[Start Given records]

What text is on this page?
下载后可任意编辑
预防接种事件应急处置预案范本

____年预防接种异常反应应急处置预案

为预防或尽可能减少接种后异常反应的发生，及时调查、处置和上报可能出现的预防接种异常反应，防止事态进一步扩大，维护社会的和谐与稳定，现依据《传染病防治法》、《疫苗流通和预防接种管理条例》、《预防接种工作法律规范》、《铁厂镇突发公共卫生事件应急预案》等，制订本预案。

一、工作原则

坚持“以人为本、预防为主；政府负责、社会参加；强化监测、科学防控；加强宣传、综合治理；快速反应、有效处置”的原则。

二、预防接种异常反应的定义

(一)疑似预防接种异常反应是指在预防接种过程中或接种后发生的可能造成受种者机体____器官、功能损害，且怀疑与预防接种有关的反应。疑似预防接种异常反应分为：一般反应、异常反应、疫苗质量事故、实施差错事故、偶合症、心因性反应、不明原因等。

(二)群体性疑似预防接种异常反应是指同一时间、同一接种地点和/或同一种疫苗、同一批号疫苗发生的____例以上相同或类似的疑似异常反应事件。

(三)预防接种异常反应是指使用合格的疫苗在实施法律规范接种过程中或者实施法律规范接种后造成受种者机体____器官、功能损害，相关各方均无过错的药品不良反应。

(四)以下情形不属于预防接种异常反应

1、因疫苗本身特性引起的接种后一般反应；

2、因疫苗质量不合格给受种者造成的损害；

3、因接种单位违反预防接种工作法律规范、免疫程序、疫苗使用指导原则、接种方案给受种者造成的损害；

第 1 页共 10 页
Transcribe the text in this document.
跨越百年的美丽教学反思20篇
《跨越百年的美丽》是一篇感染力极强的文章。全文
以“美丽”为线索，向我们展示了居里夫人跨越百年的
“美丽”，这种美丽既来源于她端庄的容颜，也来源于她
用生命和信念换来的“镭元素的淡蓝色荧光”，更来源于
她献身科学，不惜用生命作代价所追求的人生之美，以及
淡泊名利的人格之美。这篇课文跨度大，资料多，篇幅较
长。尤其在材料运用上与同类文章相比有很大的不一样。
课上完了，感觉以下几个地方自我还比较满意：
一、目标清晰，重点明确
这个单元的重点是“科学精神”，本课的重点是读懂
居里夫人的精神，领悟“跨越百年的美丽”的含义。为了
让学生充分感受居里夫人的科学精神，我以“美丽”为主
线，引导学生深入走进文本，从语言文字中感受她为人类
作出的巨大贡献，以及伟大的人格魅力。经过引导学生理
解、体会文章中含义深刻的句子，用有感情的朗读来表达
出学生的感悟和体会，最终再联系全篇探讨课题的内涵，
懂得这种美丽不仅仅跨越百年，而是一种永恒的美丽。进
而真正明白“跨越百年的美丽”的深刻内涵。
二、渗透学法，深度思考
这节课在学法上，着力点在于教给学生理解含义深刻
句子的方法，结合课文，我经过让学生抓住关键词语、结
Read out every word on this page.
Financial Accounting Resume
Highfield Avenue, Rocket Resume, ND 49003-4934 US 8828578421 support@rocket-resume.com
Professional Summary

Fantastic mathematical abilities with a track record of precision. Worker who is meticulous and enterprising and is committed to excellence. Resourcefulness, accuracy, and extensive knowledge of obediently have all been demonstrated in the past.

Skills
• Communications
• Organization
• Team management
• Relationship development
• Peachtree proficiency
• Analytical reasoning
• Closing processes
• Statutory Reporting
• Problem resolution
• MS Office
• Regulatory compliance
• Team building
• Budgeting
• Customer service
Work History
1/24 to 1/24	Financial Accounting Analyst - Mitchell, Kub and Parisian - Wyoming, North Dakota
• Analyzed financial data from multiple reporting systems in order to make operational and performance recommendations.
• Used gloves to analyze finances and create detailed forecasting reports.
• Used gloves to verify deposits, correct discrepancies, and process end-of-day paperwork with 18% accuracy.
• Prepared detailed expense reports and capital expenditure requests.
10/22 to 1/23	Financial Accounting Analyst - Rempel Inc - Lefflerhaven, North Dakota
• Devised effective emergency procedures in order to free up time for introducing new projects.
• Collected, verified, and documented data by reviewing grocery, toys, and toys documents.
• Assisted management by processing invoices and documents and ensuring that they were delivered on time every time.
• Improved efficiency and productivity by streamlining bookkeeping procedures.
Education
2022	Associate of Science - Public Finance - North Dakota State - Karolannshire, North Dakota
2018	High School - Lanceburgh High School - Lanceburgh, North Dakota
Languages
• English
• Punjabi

[End Given records]

:: Request ::
Output each record exactly, leaving nothing out.

:: Response to the task ::
What text is on this page?
下载后可任意编辑
预防接种事件应急处置预案范本

____年预防接种异常反应应急处置预案

为预防或尽可能减少接种后异常反应的发生，及时调查、处置和上报可能出现的预防接种异常反应，防止事态进一步扩大，维护社会的和谐与稳定，现依据《传染病防治法》、《疫苗流通和预防接种管理条例》、《预防接种工作法律规范》、《铁厂镇突发公共卫生事件应急预案》等，制订本预案。

一、工作原则

坚持“以人为本、预防为主；政府负责、社会参加；强化监测、科学防控；加强宣传、综合治理；快速反应、有效处置”的原则。

二、预防接种异常反应的定义

(一)疑似预防接种异常反应是指在预防接种过程中或接种后发生的可能造成受种者机体____器官、功能损害，且怀疑与预防接种有关的反应。疑似预防接种异常反应分为：一般反应、异常反应、疫苗质量事故、实施差错事故、偶合症、心因性反应、不明原因等。

(二)群体性疑似预防接种异常反应是指同一时间、同一接种地点和/或同一种疫苗、同一批号疫苗发生的____例以上相同或类似的疑似异常反应事件。

(三)预防接种异常反应是指使用合格的疫苗在实施法律规范接种过程中或者实施法律规范接种后造成受种者机体____器官、功能损害，相关各方均无过错的药品不良反应。

(四)以下情形不属于预防接种异常反应

1、因疫苗本身特性引起的接种后一般反应；

2、因疫苗质量不合格给受种者造成的损害；

3、因接种单位违反预防接种工作法律规范、免疫程序、疫苗使用指导原则、接种方案给受种者造成的损害；

第 1 页共 10 页
Transcribe the text in this document.
跨越百年的美丽教学反思20篇
《跨越百年的美丽》是一篇感染力极强的文章。全文
以“美丽”为线索，向我们展示了居里夫人跨越百年的
“美丽”，这种美丽既来源于她端庄的容颜，也来源于她
用生命和信念换来的“镭元素的淡蓝色荧光”，更来源于
她献身科学，不惜用生命作代价所追求的人生之美，以及
淡泊名利的人格之美。这篇课文跨度大，资料多，篇幅较
长。尤其在材料运用上与同类文章相比有很大的不一样。
课上完了，感觉以下几个地方自我还比较满意：
一、目标清晰，重点明确
这个单元的重点是“科学精神”，本课的重点是读懂
居里夫人的精神，领悟“跨越百年的美丽”的含义。为了
让学生充分感受居里夫人的科学精神，我以“美丽”为主
线，引导学生深入走进文本，从语言文字中感受她为人类
作出的巨大贡献，以及伟大的人格魅力。经过引导学生理
解、体会文章中含义深刻的句子，用有感情的朗读来表达
出学生的感悟和体会，最终再联系全篇探讨课题的内涵，
懂得这种美丽不仅仅跨越百年，而是一种永恒的美丽。进
而真正明白“跨越百年的美丽”的深刻内涵。
二、渗透学法，深度思考
这节课在学法上，着力点在于教给学生理解含义深刻
句子的方法，结合课文，我经过让学生抓住关键词语、结
Read out every word on this page.
Financial Accounting Resume
Highfield Avenue, Rocket Resume, ND 49003-4934 US 8828578421 support@rocket-resume.com
Professional Summary

Fantastic mathematical abilities with a track record of precision. Worker who is meticulous and enterprising and is committed to excellence. Resourcefulness, accuracy, and extensive knowledge of obediently have all been demonstrated in the past.

Skills
• Communications
• Organization
• Team management
• Relationship development
• Peachtree proficiency
• Analytical reasoning
• Closing processes
• Statutory Reporting
• Problem resolution
• MS Office
• Regulatory compliance
• Team building
• Budgeting
• Customer service
Work History
1/24 to 1/24	Financial Accounting Analyst - Mitchell, Kub and Parisian - Wyoming, North Dakota
• Analyzed financial data from multiple reporting systems in order to make operational and performance recommendations.
• Used gloves to analyze finances and create detailed forecasting reports.
• Used gloves to verify deposits, correct discrepancies, and process end-of-day paperwork with 18% accuracy.
• Prepared detailed expense reports and capital expenditure requests.
10/22 to 1/23	Financial Accounting Analyst - Rempel Inc - Lefflerhaven, North Dakota
• Devised effective emergency procedures in order to free up time for introducing new projects.
• Collected, verified, and documented data by reviewing grocery, toys, and toys documents.
• Assisted management by processing invoices and documents and ensuring that they were delivered on time every time.
• Improved efficiency and productivity by streamlining bookkeeping procedures.
Education
2022	Associate of Science - Public Finance - North Dakota State - Karolannshire, North Dakota
2018	High School - Lanceburgh High School - Lanceburgh, North Dakota
Languages
• English
• Punjabi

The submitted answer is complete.